> **Set exercise 1**
In the overview of steps for neural networks, which steps does gradient descent repeat?
> **Set exercise 2**
Switch "Automations" to "Workflows" in the listing, covering everything from its first line down through the line containing "236, 232, 250]", and reproduce only those lines with nothing else changed.
**** Page excerpt ****
Data Science

Overview of Steps for Neural Networks

Obtain some response data $y$ and predictor data $x$
Initialize parameter values $\theta$
Propagate forwards to get predictions $\hat{y}$
Compute the cost function $J(\theta)$ to get the error
Propagate backwards to get the gradient $\frac{\partial J(\theta)}{\partial \theta}$
Use gradient descent to repeatedly update parameters $\theta$ until $J(\theta)$ is minimized
- This refers to repeating steps 3-5

Defining Notation

The output of some activation function of the $j^{th}$ neuron in the $l^{th}$ layer is directly related to the output of the activation function in the $(l-1)^{th}$ layer
We'll refer to the output of an activation function $f$ as:

a^{l} = f(w^{l}a^{l-1} + b^{l})
**** Stored rows ****
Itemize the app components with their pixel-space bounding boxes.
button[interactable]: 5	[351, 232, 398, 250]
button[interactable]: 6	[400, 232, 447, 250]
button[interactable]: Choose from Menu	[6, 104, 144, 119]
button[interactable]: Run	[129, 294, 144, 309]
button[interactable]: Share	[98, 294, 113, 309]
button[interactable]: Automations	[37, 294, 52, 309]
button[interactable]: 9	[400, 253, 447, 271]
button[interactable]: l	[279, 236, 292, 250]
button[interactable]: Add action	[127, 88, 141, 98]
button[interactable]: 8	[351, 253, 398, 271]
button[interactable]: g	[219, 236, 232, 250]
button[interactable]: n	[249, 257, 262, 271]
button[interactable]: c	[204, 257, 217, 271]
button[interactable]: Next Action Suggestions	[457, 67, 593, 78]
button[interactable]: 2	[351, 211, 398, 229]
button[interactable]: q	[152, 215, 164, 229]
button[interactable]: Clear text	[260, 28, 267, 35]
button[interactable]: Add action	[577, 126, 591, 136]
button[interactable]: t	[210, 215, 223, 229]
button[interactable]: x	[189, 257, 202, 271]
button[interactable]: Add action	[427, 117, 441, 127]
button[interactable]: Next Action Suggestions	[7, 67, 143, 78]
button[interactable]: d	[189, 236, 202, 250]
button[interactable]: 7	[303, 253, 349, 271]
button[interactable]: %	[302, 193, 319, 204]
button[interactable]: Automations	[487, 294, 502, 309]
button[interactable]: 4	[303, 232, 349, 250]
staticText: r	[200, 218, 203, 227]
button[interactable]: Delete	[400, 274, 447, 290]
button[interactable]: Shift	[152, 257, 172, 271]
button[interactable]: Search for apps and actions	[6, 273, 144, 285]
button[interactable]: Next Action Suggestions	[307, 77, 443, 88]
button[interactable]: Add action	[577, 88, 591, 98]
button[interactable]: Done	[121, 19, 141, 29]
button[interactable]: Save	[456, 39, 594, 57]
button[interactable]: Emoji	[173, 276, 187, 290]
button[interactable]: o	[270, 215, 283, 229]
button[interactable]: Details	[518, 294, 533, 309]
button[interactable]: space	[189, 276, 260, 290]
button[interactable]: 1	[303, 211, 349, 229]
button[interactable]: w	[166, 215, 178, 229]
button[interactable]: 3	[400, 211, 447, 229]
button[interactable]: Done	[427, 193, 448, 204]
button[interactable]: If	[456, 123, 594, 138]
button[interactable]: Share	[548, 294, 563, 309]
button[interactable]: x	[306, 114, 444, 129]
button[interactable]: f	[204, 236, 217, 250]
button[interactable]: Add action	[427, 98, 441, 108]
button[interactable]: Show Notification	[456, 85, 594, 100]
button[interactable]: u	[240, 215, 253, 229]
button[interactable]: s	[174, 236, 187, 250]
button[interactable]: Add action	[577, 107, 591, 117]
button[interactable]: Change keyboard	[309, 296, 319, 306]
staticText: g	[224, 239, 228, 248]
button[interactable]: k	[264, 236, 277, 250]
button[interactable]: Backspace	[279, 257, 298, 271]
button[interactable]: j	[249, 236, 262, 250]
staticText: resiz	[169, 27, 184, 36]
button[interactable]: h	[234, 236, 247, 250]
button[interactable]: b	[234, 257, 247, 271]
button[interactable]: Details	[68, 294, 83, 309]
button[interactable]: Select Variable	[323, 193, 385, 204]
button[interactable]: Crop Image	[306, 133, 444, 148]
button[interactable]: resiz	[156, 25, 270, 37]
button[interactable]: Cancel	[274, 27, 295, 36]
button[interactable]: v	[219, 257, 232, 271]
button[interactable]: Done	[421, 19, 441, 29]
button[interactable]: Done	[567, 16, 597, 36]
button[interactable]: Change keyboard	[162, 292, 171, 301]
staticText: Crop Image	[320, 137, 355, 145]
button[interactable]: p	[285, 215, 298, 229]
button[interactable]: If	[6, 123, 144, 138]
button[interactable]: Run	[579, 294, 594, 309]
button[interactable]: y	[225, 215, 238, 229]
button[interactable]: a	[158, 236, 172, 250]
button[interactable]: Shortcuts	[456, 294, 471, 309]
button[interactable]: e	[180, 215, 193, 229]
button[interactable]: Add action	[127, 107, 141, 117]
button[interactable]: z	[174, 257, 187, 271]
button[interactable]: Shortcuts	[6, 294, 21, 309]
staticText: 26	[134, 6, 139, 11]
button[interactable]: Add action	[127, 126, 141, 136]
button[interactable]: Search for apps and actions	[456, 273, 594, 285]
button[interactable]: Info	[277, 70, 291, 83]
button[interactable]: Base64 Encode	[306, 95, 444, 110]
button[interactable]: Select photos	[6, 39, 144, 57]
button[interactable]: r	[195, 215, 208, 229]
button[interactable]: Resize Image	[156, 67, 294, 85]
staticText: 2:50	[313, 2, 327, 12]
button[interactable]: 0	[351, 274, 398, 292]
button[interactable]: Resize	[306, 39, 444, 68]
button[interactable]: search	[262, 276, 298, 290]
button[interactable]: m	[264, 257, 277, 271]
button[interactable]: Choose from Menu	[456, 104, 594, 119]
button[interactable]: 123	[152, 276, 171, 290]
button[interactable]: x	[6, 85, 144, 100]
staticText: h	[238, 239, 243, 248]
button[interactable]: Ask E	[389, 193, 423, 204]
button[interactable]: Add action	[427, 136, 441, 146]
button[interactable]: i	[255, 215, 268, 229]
****
> **Task result 1**
It repeats steps 3-5.

> **Task result 2**
Itemize the app components with their pixel-space bounding boxes.
button[interactable]: 5	[351, 232, 398, 250]
button[interactable]: 6	[400, 232, 447, 250]
button[interactable]: Choose from Menu	[6, 104, 144, 119]
button[interactable]: Run	[129, 294, 144, 309]
button[interactable]: Share	[98, 294, 113, 309]
button[interactable]: Workflows	[37, 294, 52, 309]
button[interactable]: 9	[400, 253, 447, 271]
button[interactable]: l	[279, 236, 292, 250]
button[interactable]: Add action	[127, 88, 141, 98]
button[interactable]: 8	[351, 253, 398, 271]
button[interactable]: g	[219, 236, 232, 250]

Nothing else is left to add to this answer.